[Short problem]: Turn the data into a numbered list, from the start of the data through the line containing "Enumerate the UI". Skip blank lines and omit the pictures.

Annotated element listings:
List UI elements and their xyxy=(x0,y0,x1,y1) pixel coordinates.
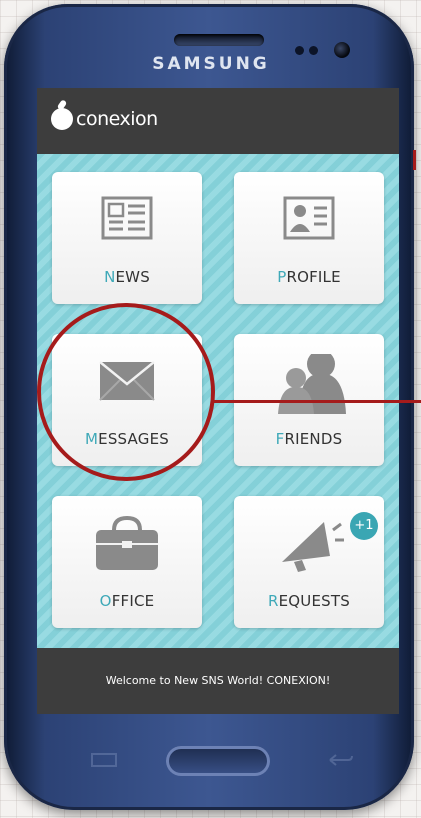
annotation-connector-line xyxy=(212,400,421,403)
requests-label: REQUESTS xyxy=(268,592,350,610)
light-sensor xyxy=(309,46,318,55)
front-camera xyxy=(334,42,350,58)
news-label: NEWS xyxy=(104,268,150,286)
profile-label: PROFILE xyxy=(277,268,341,286)
menu-key-icon[interactable] xyxy=(90,752,118,768)
id-card-icon xyxy=(283,196,335,240)
request-count-badge: +1 xyxy=(350,512,378,540)
highlight-circle xyxy=(37,303,215,481)
people-icon xyxy=(278,354,346,414)
welcome-footer: Welcome to New SNS World! CONEXION! xyxy=(37,648,399,714)
back-key-icon[interactable] xyxy=(326,752,354,768)
office-tile[interactable]: OFFICE xyxy=(52,496,202,628)
proximity-sensor xyxy=(295,46,304,55)
earpiece-speaker xyxy=(174,34,264,46)
home-button[interactable] xyxy=(166,746,270,776)
logo-text: conexion xyxy=(76,108,158,130)
app-logo[interactable]: conexion xyxy=(51,108,158,130)
device-brand: SAMSUNG xyxy=(152,54,270,74)
profile-tile[interactable]: PROFILE xyxy=(234,172,384,304)
office-label: OFFICE xyxy=(99,592,155,610)
annotation-marker xyxy=(413,150,416,170)
app-header: conexion xyxy=(37,88,399,154)
requests-tile[interactable]: +1 REQUESTS xyxy=(234,496,384,628)
news-tile[interactable]: NEWS xyxy=(52,172,202,304)
friends-label: FRIENDS xyxy=(275,430,343,448)
newspaper-icon xyxy=(101,196,153,240)
briefcase-icon xyxy=(96,516,158,570)
logo-icon xyxy=(51,108,73,130)
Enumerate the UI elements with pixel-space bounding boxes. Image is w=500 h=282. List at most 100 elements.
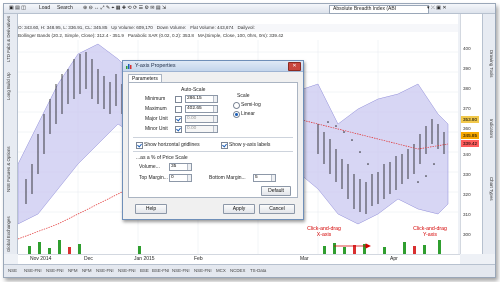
y-marker-sar: 353.80 [461, 116, 479, 123]
y-axis-properties-dialog: Y-axis Properties ✕ Parameters Auto-Scal… [122, 60, 304, 220]
horizontal-gridlines-checkbox[interactable] [136, 142, 143, 149]
y-marker-close: 345.85 [461, 132, 479, 139]
top-margin-spinner[interactable] [187, 175, 191, 181]
close-icon: ✕ [292, 63, 297, 69]
minor-unit-field[interactable]: 0.00 [185, 125, 218, 133]
minimum-field[interactable]: 286.15 [185, 95, 218, 103]
top-margin-value: 0 [171, 175, 174, 180]
volume-field[interactable]: 35 [169, 163, 192, 171]
volume-label: Volume... [139, 164, 160, 170]
maximum-label: Maximum [145, 106, 167, 112]
major-unit-field[interactable]: 0.00 [185, 115, 218, 123]
y-axis-drag-text: Click-and-drag Y-axis [413, 226, 447, 238]
minimum-spinner[interactable] [213, 96, 217, 102]
bottom-tab-strip: NSE NSE-FNI NSE-FNI NFM NFM NSE-FNI NSE-… [4, 264, 495, 277]
minor-unit-spinner[interactable] [213, 126, 217, 132]
y-axis-drag-hint: Click-and-drag Y-axis [410, 226, 450, 238]
x-tick: Jan 2015 [134, 256, 155, 262]
divider [133, 137, 293, 138]
semi-log-radio[interactable] [233, 102, 240, 109]
cancel-button[interactable]: Cancel [259, 204, 295, 214]
bottom-tab[interactable]: NSE-FNI [118, 268, 136, 273]
bottom-tab[interactable]: NFM [68, 268, 78, 273]
bottom-tab[interactable]: MCX [216, 268, 226, 273]
bottom-tab[interactable]: BSE [140, 268, 149, 273]
left-tab-fno[interactable]: NSE Futures & Options [6, 114, 15, 224]
bottom-tab[interactable]: NCDEX [230, 268, 245, 273]
dialog-close-button[interactable]: ✕ [288, 62, 301, 71]
toolbar-icon-group[interactable]: ▣ ▤ ◫ [6, 5, 29, 12]
major-unit-value: 0.00 [187, 116, 197, 121]
left-tab-derivatives[interactable]: LTD Fabs & Derivatives [6, 16, 15, 62]
left-tab-build-up[interactable]: Long Build Up [6, 66, 15, 106]
bottom-margin-label: Bottom Margin... [209, 175, 246, 181]
linear-label: Linear [241, 111, 255, 117]
x-axis[interactable]: Nov 2014 Dec Jan 2015 Feb Mar Apr [18, 254, 460, 264]
y-tick: 400 [463, 46, 471, 51]
app-window: ▣ ▤ ◫ Load Search ⊕ ⊖ ↔ ⤢ ✎ ⌖ ▦ ✚ ⟲ ⟳ ☰ … [3, 3, 496, 278]
major-unit-label: Major Unit [145, 116, 168, 122]
volume-value: 35 [171, 164, 177, 169]
minimum-auto-checkbox[interactable] [175, 96, 182, 103]
right-tab-drawing[interactable]: Drawing Tools [485, 34, 494, 94]
x-tick: Mar [300, 256, 309, 262]
bottom-tab[interactable]: NSE-FNI [24, 268, 42, 273]
major-unit-auto-checkbox[interactable] [175, 116, 182, 123]
apply-button[interactable]: Apply [223, 204, 255, 214]
load-button[interactable]: Load [36, 5, 53, 12]
x-axis-drag-text: Click-and-drag X-axis [307, 226, 341, 238]
volume-bars [28, 240, 441, 254]
y-tick: 360 [463, 126, 471, 131]
toolbar-tools[interactable]: ⊕ ⊖ ↔ ⤢ ✎ ⌖ ▦ ✚ ⟲ ⟳ ☰ ⚙ ✉ ▤ ⇲ [80, 5, 169, 12]
volume-spinner[interactable] [187, 164, 191, 170]
bottom-tab[interactable]: NSE-FNI [96, 268, 114, 273]
bottom-margin-field[interactable]: 5 [253, 174, 276, 182]
left-tab-global[interactable]: Global Exchanges [6, 216, 15, 252]
auto-scale-label: Auto-Scale [181, 87, 206, 93]
minimum-label: Minimum [145, 96, 166, 102]
scale-label: Scale [237, 93, 250, 99]
y-tick: 370 [463, 106, 471, 111]
bottom-tab[interactable]: NSE-FNI [46, 268, 64, 273]
right-tab-strip: Drawing Tools Indicators Chart Types [482, 14, 495, 254]
toolbar-right-tools[interactable]: ▾ ⤫ ▣ ✕ [424, 5, 450, 12]
bottom-tab[interactable]: TS-Data [250, 268, 266, 273]
parameters-panel: Auto-Scale Scale Minimum 286.15 Maximum … [128, 82, 298, 198]
bottom-tab[interactable]: NSE [8, 268, 17, 273]
minor-unit-auto-checkbox[interactable] [175, 126, 182, 133]
indicator-select[interactable]: Absolute Breadth Index (ABI [329, 5, 429, 14]
bottom-tab[interactable]: BSE-FNI [152, 268, 169, 273]
y-axis[interactable]: 400 390 380 370 353.80 360 345.85 339.42… [460, 14, 483, 254]
right-tab-indicators[interactable]: Indicators [485, 104, 494, 154]
y-marker-ma: 339.42 [461, 140, 479, 147]
top-margin-field[interactable]: 0 [169, 174, 192, 182]
y-tick: 300 [463, 232, 471, 237]
x-tick: Feb [194, 256, 203, 262]
yaxis-labels-checkbox[interactable] [221, 142, 228, 149]
bottom-tab[interactable]: NSE-FNI [194, 268, 212, 273]
linear-radio[interactable] [233, 111, 240, 118]
default-button[interactable]: Default [261, 186, 291, 196]
bottom-tab[interactable]: NFM [82, 268, 92, 273]
maximum-auto-checkbox[interactable] [175, 106, 182, 113]
maximum-spinner[interactable] [213, 106, 217, 112]
help-button[interactable]: Help [135, 204, 167, 214]
divider [133, 151, 293, 152]
x-tick: Dec [84, 256, 93, 262]
horizontal-gridlines-label: Show horizontal gridlines [144, 142, 200, 148]
minimum-value: 286.15 [187, 96, 202, 101]
y-tick: 340 [463, 152, 471, 157]
bottom-margin-spinner[interactable] [271, 175, 275, 181]
x-axis-drag-hint: Click-and-drag X-axis [304, 226, 344, 238]
bottom-margin-value: 5 [255, 175, 258, 180]
y-tick: 330 [463, 172, 471, 177]
y-tick: 320 [463, 192, 471, 197]
maximum-field[interactable]: 402.65 [185, 105, 218, 113]
left-tab-strip: NSE Futures & Options Long Build Up LTD … [4, 14, 18, 254]
dialog-title-bar[interactable]: Y-axis Properties ✕ [123, 61, 303, 72]
dialog-app-icon [126, 64, 132, 69]
major-unit-spinner[interactable] [213, 116, 217, 122]
bottom-tab[interactable]: NSE-FNI [172, 268, 190, 273]
right-tab-chart-types[interactable]: Chart Types [485, 164, 494, 214]
search-button[interactable]: Search [54, 5, 76, 12]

[Response to this exercise]:
1. List UI elements and their xyxy=(x0,y0,x1,y1) pixel coordinates.
2. annotation-connector-line xyxy=(212,400,421,403)
3. requests-label: REQUESTS xyxy=(268,592,350,610)
4. light-sensor xyxy=(309,46,318,55)
5. front-camera xyxy=(334,42,350,58)
6. news-label: NEWS xyxy=(104,268,150,286)
7. profile-label: PROFILE xyxy=(277,268,341,286)
8. menu-key-icon[interactable] xyxy=(90,752,118,768)
9. id-card-icon xyxy=(283,196,335,240)
10. request-count-badge: +1 xyxy=(350,512,378,540)
11. highlight-circle xyxy=(37,303,215,481)
12. people-icon xyxy=(278,354,346,414)
13. welcome-footer: Welcome to New SNS World! CONEXION! xyxy=(37,648,399,714)
14. back-key-icon[interactable] xyxy=(326,752,354,768)
15. office-tile[interactable]: OFFICE xyxy=(52,496,202,628)
16. proximity-sensor xyxy=(295,46,304,55)
17. earpiece-speaker xyxy=(174,34,264,46)
18. home-button[interactable] xyxy=(166,746,270,776)
19. logo-text: conexion xyxy=(76,108,158,130)
20. app-logo[interactable]: conexion xyxy=(51,108,158,130)
21. device-brand: SAMSUNG xyxy=(152,54,270,74)
22. profile-tile[interactable]: PROFILE xyxy=(234,172,384,304)
23. office-label: OFFICE xyxy=(99,592,155,610)
24. annotation-marker xyxy=(413,150,416,170)
25. app-header: conexion xyxy=(37,88,399,154)
26. requests-tile[interactable]: +1 REQUESTS xyxy=(234,496,384,628)
27. news-tile[interactable]: NEWS xyxy=(52,172,202,304)
28. friends-label: FRIENDS xyxy=(275,430,343,448)
29. newspaper-icon xyxy=(101,196,153,240)
30. briefcase-icon xyxy=(96,516,158,570)
31. logo-icon xyxy=(51,108,73,130)
32. Enumerate the UI elements with pixel-space bounding boxes. Image is w=500 h=282. List at most 100 elements.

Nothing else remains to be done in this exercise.